__Written exercise__: Determine how many lines hold "Thunderstorm" and give only that number.
-- Begin --
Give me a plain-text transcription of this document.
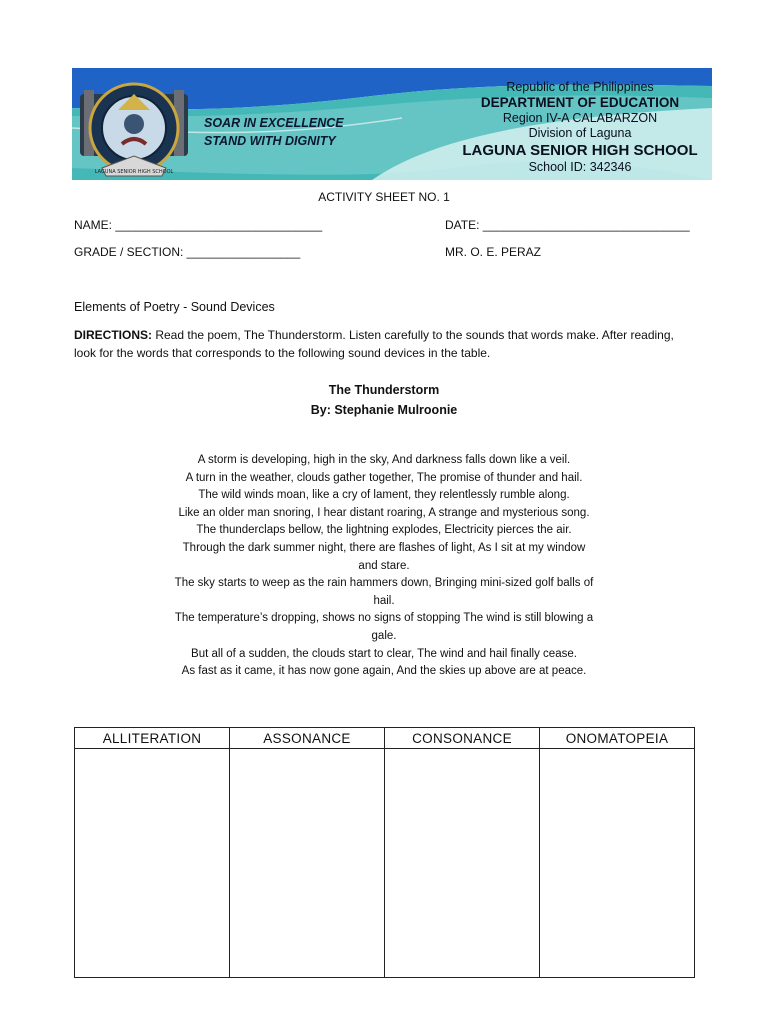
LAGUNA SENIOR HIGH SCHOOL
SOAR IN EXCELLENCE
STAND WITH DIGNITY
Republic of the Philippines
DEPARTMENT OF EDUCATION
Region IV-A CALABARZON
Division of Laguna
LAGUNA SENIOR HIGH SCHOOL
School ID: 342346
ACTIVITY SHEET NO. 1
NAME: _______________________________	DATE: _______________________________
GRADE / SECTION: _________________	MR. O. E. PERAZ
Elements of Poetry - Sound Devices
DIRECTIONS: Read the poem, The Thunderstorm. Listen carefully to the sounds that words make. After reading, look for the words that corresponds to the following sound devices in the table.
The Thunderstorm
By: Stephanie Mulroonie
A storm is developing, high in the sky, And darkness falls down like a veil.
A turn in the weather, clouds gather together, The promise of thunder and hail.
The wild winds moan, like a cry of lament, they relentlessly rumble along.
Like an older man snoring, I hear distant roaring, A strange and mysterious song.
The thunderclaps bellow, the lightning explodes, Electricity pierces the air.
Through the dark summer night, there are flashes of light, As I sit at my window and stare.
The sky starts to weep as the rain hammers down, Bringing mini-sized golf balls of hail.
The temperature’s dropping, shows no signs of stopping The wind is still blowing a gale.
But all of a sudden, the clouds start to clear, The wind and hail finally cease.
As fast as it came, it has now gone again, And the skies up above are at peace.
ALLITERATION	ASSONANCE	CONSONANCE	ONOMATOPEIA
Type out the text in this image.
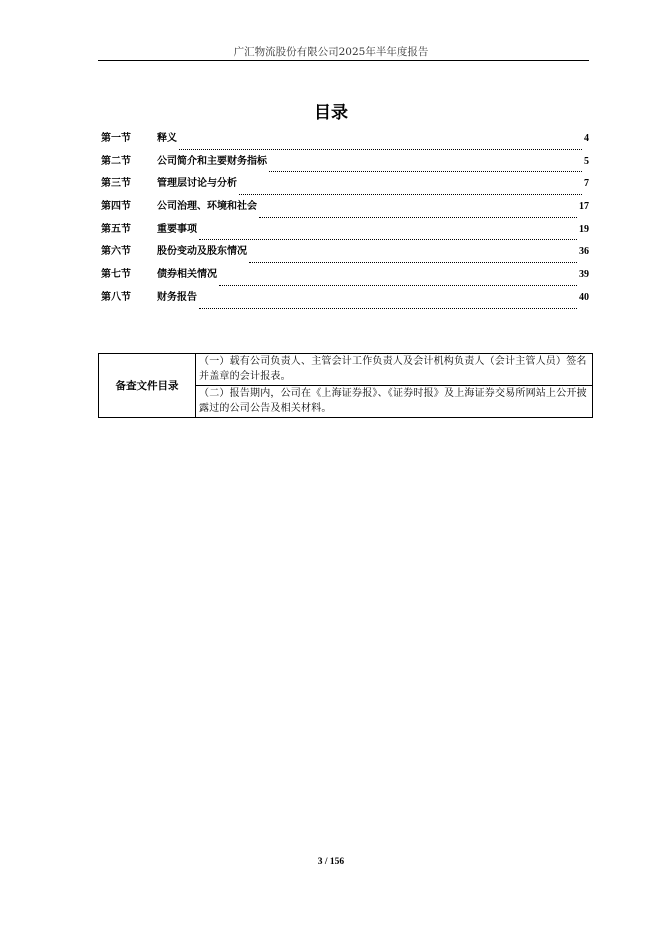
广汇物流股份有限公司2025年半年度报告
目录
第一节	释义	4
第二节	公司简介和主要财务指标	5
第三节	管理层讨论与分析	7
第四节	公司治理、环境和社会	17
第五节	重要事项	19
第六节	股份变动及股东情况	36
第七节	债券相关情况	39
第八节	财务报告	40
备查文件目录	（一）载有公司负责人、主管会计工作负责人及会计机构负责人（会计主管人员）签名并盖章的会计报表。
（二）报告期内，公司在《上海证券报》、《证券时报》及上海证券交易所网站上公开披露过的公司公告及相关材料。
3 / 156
-- End --
-- Begin --
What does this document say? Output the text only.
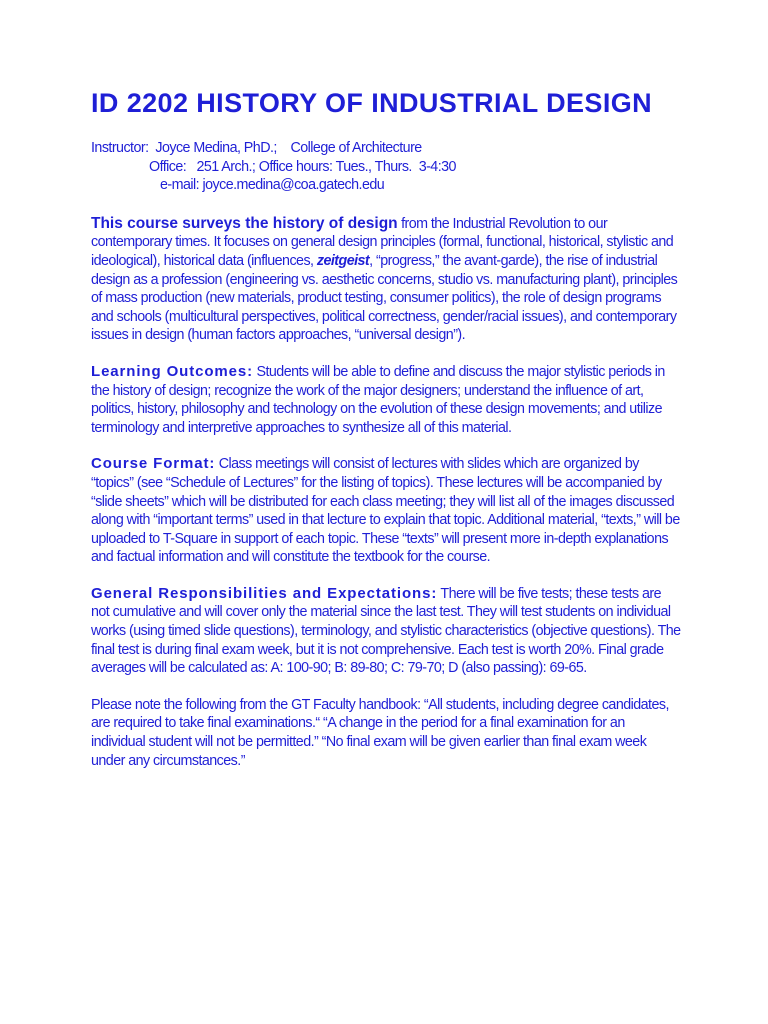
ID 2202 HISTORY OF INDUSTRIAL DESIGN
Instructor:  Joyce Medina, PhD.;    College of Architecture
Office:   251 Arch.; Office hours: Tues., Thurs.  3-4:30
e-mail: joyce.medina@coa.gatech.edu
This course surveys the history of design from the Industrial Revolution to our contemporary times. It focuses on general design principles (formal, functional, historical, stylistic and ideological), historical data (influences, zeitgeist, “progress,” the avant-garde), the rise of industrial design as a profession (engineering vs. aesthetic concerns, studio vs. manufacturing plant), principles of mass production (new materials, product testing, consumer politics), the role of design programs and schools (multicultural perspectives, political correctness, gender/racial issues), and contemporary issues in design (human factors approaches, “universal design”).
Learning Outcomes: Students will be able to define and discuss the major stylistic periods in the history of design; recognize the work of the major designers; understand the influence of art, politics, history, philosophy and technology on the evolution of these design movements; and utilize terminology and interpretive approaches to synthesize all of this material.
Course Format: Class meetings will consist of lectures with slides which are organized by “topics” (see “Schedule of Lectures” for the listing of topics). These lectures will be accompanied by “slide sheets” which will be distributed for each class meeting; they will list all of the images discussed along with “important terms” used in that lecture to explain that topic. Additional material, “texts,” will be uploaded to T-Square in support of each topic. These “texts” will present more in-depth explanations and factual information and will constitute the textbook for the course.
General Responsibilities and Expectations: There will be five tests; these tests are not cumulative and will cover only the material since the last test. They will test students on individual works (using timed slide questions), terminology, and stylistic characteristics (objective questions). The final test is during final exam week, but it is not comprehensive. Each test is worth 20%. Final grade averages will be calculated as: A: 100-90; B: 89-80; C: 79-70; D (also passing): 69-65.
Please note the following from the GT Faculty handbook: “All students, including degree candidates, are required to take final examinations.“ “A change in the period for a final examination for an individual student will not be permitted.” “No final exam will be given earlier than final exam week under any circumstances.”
-- End --
__Final result__: 2